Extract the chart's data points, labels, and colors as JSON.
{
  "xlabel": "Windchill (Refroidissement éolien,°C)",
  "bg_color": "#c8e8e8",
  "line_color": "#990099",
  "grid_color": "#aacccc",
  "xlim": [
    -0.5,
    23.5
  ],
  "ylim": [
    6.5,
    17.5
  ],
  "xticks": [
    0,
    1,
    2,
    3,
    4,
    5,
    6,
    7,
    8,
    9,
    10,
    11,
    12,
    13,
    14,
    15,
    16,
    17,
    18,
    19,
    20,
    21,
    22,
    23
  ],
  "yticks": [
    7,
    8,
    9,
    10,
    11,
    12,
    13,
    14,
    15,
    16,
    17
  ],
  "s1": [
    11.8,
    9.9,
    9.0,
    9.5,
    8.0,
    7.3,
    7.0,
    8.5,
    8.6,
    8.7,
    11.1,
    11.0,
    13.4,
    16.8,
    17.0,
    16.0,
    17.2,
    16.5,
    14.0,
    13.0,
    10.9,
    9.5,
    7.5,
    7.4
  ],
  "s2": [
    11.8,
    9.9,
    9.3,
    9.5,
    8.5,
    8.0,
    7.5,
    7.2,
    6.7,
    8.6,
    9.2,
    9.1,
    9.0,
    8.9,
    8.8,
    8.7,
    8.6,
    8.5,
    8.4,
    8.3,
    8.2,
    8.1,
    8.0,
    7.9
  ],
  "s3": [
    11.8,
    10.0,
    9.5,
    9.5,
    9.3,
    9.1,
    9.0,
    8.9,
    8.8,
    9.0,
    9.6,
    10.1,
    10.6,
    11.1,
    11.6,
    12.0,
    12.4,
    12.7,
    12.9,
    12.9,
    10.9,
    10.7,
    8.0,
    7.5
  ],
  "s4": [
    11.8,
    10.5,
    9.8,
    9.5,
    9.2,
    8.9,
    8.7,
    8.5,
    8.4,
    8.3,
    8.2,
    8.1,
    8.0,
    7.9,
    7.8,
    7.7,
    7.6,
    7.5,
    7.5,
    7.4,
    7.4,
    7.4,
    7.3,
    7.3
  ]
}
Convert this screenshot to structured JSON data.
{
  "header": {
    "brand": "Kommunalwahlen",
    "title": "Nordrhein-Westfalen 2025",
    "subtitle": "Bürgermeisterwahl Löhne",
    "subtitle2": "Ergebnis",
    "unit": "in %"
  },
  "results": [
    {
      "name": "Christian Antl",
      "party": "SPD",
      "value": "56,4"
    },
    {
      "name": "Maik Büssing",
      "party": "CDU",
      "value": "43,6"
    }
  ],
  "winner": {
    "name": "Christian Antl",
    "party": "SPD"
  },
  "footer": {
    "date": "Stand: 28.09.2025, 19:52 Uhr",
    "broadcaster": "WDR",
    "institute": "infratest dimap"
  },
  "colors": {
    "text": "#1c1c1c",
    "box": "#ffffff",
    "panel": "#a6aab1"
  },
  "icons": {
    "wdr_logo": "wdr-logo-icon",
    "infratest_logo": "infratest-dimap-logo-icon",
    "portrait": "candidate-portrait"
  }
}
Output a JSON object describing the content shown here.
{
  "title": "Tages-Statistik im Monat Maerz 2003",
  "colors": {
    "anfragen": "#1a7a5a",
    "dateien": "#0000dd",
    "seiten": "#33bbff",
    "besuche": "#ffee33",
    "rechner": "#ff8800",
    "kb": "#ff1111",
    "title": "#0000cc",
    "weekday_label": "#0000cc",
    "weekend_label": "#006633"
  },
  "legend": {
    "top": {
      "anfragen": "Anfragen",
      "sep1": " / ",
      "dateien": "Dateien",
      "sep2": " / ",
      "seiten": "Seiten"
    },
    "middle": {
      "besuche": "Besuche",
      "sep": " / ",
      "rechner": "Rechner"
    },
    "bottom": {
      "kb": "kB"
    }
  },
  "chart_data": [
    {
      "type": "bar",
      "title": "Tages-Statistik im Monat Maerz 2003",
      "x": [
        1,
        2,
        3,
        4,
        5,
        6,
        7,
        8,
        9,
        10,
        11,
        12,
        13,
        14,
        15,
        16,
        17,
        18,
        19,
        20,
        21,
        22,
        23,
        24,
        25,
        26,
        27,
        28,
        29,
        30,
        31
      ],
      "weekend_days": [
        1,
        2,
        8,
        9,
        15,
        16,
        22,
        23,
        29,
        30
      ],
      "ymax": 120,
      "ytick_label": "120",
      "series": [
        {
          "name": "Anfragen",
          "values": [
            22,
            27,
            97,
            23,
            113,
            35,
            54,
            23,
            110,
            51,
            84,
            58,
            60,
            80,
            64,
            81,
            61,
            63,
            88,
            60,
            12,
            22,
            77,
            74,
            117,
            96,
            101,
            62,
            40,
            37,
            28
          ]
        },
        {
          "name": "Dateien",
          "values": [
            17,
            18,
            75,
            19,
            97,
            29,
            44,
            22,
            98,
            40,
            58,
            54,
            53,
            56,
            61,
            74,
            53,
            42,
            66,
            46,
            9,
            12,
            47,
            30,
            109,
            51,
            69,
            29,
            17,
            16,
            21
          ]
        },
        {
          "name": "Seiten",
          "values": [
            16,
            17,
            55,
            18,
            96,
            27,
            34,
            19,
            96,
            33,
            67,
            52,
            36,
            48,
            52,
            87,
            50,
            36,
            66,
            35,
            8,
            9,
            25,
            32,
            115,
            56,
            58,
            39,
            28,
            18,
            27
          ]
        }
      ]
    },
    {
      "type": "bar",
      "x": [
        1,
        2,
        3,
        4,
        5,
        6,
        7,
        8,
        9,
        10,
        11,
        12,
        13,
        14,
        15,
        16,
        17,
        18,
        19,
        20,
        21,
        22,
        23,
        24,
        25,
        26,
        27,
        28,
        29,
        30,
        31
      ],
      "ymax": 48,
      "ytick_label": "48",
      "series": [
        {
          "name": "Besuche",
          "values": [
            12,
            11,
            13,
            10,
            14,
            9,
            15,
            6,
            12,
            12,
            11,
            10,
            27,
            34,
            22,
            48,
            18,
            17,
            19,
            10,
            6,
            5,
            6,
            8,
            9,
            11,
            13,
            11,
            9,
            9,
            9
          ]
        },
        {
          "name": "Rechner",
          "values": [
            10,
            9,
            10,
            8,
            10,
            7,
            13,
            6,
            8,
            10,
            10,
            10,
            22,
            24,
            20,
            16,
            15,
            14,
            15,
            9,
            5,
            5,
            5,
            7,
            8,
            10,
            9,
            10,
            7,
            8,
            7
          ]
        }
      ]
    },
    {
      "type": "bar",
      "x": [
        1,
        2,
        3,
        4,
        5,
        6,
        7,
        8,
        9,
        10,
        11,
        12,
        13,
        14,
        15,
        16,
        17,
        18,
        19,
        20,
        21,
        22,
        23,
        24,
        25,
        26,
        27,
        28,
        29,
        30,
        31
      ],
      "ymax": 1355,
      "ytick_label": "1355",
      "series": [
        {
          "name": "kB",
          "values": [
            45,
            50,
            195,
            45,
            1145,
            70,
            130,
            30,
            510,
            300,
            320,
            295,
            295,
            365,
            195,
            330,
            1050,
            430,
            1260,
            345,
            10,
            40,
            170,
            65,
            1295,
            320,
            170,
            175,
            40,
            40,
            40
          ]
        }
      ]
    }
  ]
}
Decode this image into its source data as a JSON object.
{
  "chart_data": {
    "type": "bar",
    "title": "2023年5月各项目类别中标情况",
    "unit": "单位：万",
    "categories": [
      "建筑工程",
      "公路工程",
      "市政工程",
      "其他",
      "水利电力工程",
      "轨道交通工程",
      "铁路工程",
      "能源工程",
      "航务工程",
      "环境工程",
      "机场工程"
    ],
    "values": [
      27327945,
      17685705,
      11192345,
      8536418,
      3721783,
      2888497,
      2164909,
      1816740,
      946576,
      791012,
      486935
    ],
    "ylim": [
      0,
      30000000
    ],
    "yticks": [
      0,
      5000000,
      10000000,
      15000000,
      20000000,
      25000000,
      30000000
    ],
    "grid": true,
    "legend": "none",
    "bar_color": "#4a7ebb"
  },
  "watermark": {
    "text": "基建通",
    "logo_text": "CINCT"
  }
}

────────────────────

> _Task requirements_
State how many lines above include the word "Statistik", and nothing more.

> _Exercise answer_
2